- _REQUIRED WORK_: Output every entry exactly, from the first line to the last.

[start]

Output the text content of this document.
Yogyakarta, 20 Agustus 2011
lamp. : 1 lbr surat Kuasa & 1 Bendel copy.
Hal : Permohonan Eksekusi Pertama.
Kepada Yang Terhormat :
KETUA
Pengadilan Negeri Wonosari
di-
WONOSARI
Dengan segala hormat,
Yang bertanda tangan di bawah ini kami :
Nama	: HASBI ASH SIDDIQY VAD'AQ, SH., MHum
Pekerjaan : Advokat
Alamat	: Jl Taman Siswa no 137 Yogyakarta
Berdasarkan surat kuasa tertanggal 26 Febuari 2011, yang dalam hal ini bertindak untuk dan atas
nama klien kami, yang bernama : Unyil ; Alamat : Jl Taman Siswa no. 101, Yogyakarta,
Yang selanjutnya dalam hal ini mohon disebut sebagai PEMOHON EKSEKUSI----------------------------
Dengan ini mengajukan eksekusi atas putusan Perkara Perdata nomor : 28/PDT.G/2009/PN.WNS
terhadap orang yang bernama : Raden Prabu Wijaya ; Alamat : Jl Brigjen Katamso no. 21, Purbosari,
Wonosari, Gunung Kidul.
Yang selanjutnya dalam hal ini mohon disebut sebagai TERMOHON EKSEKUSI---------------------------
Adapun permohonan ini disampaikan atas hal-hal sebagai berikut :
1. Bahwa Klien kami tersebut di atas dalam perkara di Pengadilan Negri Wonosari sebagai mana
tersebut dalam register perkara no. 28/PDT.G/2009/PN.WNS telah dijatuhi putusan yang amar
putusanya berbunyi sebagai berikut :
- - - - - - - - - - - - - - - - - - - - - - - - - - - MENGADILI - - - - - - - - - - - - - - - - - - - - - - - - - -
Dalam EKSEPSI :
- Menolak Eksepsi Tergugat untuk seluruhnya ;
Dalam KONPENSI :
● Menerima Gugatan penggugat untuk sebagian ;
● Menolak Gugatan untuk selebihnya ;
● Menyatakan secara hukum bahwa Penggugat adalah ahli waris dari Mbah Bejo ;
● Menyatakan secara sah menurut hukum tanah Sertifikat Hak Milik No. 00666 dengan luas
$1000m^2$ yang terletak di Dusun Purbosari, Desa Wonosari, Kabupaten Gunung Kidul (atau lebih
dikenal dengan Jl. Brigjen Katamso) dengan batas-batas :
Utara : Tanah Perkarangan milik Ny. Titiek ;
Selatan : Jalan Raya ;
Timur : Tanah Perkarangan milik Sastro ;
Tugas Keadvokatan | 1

[end]

- _RESPONSE TO THE EXERCISE_:
Output the text content of this document.
Yogyakarta, 20 Agustus 2011
lamp. : 1 lbr surat Kuasa & 1 Bendel copy.
Hal : Permohonan Eksekusi Pertama.
Kepada Yang Terhormat :
KETUA
Pengadilan Negeri Wonosari
di-
WONOSARI
Dengan segala hormat,
Yang bertanda tangan di bawah ini kami :
Nama	: HASBI ASH SIDDIQY VAD'AQ, SH., MHum
Pekerjaan : Advokat
Alamat	: Jl Taman Siswa no 137 Yogyakarta
Berdasarkan surat kuasa tertanggal 26 Febuari 2011, yang dalam hal ini bertindak untuk dan atas
nama klien kami, yang bernama : Unyil ; Alamat : Jl Taman Siswa no. 101, Yogyakarta,
Yang selanjutnya dalam hal ini mohon disebut sebagai PEMOHON EKSEKUSI----------------------------
Dengan ini mengajukan eksekusi atas putusan Perkara Perdata nomor : 28/PDT.G/2009/PN.WNS
terhadap orang yang bernama : Raden Prabu Wijaya ; Alamat : Jl Brigjen Katamso no. 21, Purbosari,
Wonosari, Gunung Kidul.
Yang selanjutnya dalam hal ini mohon disebut sebagai TERMOHON EKSEKUSI---------------------------
Adapun permohonan ini disampaikan atas hal-hal sebagai berikut :
1. Bahwa Klien kami tersebut di atas dalam perkara di Pengadilan Negri Wonosari sebagai mana
tersebut dalam register perkara no. 28/PDT.G/2009/PN.WNS telah dijatuhi putusan yang amar
putusanya berbunyi sebagai berikut :
- - - - - - - - - - - - - - - - - - - - - - - - - - - MENGADILI - - - - - - - - - - - - - - - - - - - - - - - - - -
Dalam EKSEPSI :
- Menolak Eksepsi Tergugat untuk seluruhnya ;
Dalam KONPENSI :
● Menerima Gugatan penggugat untuk sebagian ;
● Menolak Gugatan untuk selebihnya ;
● Menyatakan secara hukum bahwa Penggugat adalah ahli waris dari Mbah Bejo ;
● Menyatakan secara sah menurut hukum tanah Sertifikat Hak Milik No. 00666 dengan luas
$1000m^2$ yang terletak di Dusun Purbosari, Desa Wonosari, Kabupaten Gunung Kidul (atau lebih
dikenal dengan Jl. Brigjen Katamso) dengan batas-batas :
Utara : Tanah Perkarangan milik Ny. Titiek ;
Selatan : Jalan Raya ;
Timur : Tanah Perkarangan milik Sastro ;
Tugas Keadvokatan | 1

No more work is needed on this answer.